Problem to solve:
Emit the entire listing verbatim.

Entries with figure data
** Begin **

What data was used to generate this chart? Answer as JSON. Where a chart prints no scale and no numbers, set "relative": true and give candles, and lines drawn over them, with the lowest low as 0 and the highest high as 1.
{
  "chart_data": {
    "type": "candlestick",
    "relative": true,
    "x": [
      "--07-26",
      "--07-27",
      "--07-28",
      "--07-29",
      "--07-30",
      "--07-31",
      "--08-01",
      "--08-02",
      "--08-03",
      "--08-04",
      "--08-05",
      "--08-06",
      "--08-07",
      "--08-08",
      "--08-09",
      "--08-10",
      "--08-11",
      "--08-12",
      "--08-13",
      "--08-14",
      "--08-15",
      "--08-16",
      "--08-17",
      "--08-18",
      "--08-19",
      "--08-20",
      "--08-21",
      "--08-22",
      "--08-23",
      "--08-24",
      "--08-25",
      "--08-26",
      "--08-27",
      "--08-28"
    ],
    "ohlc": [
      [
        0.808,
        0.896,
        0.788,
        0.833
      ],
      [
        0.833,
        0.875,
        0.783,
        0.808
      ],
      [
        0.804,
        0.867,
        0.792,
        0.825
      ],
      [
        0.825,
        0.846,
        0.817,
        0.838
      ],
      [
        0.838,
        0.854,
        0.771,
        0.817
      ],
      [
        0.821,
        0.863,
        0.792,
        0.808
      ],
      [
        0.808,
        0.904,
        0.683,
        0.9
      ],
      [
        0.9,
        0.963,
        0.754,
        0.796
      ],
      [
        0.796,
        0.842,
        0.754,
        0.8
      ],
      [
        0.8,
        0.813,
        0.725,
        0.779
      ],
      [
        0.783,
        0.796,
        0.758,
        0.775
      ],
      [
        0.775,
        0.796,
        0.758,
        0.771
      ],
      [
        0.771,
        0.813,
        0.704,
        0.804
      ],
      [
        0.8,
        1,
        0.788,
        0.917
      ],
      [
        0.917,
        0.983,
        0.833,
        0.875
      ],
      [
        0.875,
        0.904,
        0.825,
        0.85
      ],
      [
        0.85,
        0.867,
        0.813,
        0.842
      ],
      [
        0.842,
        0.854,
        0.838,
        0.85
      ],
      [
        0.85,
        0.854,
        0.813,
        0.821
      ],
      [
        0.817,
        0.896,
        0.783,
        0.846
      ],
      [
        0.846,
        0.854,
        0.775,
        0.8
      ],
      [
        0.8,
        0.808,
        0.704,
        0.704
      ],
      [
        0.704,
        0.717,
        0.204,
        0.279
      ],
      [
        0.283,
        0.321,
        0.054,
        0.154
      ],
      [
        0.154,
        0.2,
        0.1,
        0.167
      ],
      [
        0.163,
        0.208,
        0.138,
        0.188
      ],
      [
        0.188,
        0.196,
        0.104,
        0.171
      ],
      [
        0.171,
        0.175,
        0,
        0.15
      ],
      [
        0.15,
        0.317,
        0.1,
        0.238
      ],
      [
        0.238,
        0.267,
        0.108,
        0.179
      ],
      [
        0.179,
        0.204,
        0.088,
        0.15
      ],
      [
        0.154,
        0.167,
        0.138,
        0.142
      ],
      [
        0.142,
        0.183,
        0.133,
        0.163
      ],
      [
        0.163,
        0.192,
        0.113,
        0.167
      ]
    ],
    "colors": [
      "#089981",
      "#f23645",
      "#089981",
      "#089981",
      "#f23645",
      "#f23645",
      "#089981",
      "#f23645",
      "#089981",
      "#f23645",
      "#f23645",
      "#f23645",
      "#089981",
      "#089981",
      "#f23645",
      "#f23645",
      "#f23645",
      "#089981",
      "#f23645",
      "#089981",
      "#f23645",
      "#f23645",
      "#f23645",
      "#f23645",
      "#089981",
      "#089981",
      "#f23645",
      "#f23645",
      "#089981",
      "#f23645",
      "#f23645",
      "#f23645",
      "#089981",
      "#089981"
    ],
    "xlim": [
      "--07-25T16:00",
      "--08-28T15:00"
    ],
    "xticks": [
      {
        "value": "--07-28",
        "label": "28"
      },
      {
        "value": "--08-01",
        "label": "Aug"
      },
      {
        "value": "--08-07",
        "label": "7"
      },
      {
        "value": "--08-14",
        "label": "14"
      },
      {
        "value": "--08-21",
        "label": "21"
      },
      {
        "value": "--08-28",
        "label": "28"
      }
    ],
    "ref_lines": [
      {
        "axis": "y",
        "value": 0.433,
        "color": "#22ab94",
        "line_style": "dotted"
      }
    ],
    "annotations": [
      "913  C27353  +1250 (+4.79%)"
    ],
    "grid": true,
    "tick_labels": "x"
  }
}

** End **

Solution below:
What data was used to generate this chart? Answer as JSON. Where a chart prints no scale and no numbers, set "relative": true and give candles, and lines drawn over them, with the lowest low as 0 and the highest high as 1.
{
  "chart_data": {
    "type": "candlestick",
    "relative": true,
    "x": [
      "--07-26",
      "--07-27",
      "--07-28",
      "--07-29",
      "--07-30",
      "--07-31",
      "--08-01",
      "--08-02",
      "--08-03",
      "--08-04",
      "--08-05",
      "--08-06",
      "--08-07",
      "--08-08",
      "--08-09",
      "--08-10",
      "--08-11",
      "--08-12",
      "--08-13",
      "--08-14",
      "--08-15",
      "--08-16",
      "--08-17",
      "--08-18",
      "--08-19",
      "--08-20",
      "--08-21",
      "--08-22",
      "--08-23",
      "--08-24",
      "--08-25",
      "--08-26",
      "--08-27",
      "--08-28"
    ],
    "ohlc": [
      [
        0.808,
        0.896,
        0.788,
        0.833
      ],
      [
        0.833,
        0.875,
        0.783,
        0.808
      ],
      [
        0.804,
        0.867,
        0.792,
        0.825
      ],
      [
        0.825,
        0.846,
        0.817,
        0.838
      ],
      [
        0.838,
        0.854,
        0.771,
        0.817
      ],
      [
        0.821,
        0.863,
        0.792,
        0.808
      ],
      [
        0.808,
        0.904,
        0.683,
        0.9
      ],
      [
        0.9,
        0.963,
        0.754,
        0.796
      ],
      [
        0.796,
        0.842,
        0.754,
        0.8
      ],
      [
        0.8,
        0.813,
        0.725,
        0.779
      ],
      [
        0.783,
        0.796,
        0.758,
        0.775
      ],
      [
        0.775,
        0.796,
        0.758,
        0.771
      ],
      [
        0.771,
        0.813,
        0.704,
        0.804
      ],
      [
        0.8,
        1,
        0.788,
        0.917
      ],
      [
        0.917,
        0.983,
        0.833,
        0.875
      ],
      [
        0.875,
        0.904,
        0.825,
        0.85
      ],
      [
        0.85,
        0.867,
        0.813,
        0.842
      ],
      [
        0.842,
        0.854,
        0.838,
        0.85
      ],
      [
        0.85,
        0.854,
        0.813,
        0.821
      ],
      [
        0.817,
        0.896,
        0.783,
        0.846
      ],
      [
        0.846,
        0.854,
        0.775,
        0.8
      ],
      [
        0.8,
        0.808,
        0.704,
        0.704
      ],
      [
        0.704,
        0.717,
        0.204,
        0.279
      ],
      [
        0.283,
        0.321,
        0.054,
        0.154
      ],
      [
        0.154,
        0.2,
        0.1,
        0.167
      ],
      [
        0.163,
        0.208,
        0.138,
        0.188
      ],
      [
        0.188,
        0.196,
        0.104,
        0.171
      ],
      [
        0.171,
        0.175,
        0,
        0.15
      ],
      [
        0.15,
        0.317,
        0.1,
        0.238
      ],
      [
        0.238,
        0.267,
        0.108,
        0.179
      ],
      [
        0.179,
        0.204,
        0.088,
        0.15
      ],
      [
        0.154,
        0.167,
        0.138,
        0.142
      ],
      [
        0.142,
        0.183,
        0.133,
        0.163
      ],
      [
        0.163,
        0.192,
        0.113,
        0.167
      ]
    ],
    "colors": [
      "#089981",
      "#f23645",
      "#089981",
      "#089981",
      "#f23645",
      "#f23645",
      "#089981",
      "#f23645",
      "#089981",
      "#f23645",
      "#f23645",
      "#f23645",
      "#089981",
      "#089981",
      "#f23645",
      "#f23645",
      "#f23645",
      "#089981",
      "#f23645",
      "#089981",
      "#f23645",
      "#f23645",
      "#f23645",
      "#f23645",
      "#089981",
      "#089981",
      "#f23645",
      "#f23645",
      "#089981",
      "#f23645",
      "#f23645",
      "#f23645",
      "#089981",
      "#089981"
    ],
    "xlim": [
      "--07-25T16:00",
      "--08-28T15:00"
    ],
    "xticks": [
      {
        "value": "--07-28",
        "label": "28"
      },
      {
        "value": "--08-01",
        "label": "Aug"
      },
      {
        "value": "--08-07",
        "label": "7"
      },
      {
        "value": "--08-14",
        "label": "14"
      },
      {
        "value": "--08-21",
        "label": "21"
      },
      {
        "value": "--08-28",
        "label": "28"
      }
    ],
    "ref_lines": [
      {
        "axis": "y",
        "value": 0.433,
        "color": "#22ab94",
        "line_style": "dotted"
      }
    ],
    "annotations": [
      "913  C27353  +1250 (+4.79%)"
    ],
    "grid": true,
    "tick_labels": "x"
  }
}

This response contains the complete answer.